>> START Supplied records

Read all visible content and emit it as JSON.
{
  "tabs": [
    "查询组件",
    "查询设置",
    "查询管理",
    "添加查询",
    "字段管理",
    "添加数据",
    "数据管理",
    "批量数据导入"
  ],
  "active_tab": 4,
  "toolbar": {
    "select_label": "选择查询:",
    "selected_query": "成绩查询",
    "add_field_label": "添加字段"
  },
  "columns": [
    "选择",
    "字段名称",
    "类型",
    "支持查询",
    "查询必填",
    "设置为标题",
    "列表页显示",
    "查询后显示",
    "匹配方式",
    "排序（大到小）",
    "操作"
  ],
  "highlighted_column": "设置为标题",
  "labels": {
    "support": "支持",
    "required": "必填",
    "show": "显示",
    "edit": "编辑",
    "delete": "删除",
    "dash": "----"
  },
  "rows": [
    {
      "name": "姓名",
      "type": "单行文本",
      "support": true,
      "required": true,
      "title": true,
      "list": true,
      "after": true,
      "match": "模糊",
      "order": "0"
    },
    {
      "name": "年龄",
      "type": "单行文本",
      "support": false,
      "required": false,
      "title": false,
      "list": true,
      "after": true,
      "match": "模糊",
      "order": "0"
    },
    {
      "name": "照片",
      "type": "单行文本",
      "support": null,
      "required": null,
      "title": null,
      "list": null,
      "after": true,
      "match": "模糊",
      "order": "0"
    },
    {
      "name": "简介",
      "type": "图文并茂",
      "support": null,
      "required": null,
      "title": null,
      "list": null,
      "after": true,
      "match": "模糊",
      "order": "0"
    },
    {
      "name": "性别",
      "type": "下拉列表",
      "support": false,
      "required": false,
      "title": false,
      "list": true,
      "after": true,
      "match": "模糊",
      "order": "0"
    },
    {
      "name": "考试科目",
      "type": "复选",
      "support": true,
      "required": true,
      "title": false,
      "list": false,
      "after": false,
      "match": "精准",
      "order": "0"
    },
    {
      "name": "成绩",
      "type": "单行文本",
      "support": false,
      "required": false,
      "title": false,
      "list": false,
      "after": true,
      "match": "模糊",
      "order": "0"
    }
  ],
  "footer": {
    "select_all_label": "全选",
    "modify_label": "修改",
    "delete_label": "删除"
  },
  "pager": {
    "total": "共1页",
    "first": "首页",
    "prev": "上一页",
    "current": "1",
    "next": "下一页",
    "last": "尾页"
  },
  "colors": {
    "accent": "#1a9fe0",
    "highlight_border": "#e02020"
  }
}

>> END Supplied records

**Your task**
Go through the records and pull out each line that includes the word "name".

**Result of this exercise**
      "name": "姓名",
      "name": "年龄",
      "name": "照片",
      "name": "简介",
      "name": "性别",
      "name": "考试科目",
      "name": "成绩",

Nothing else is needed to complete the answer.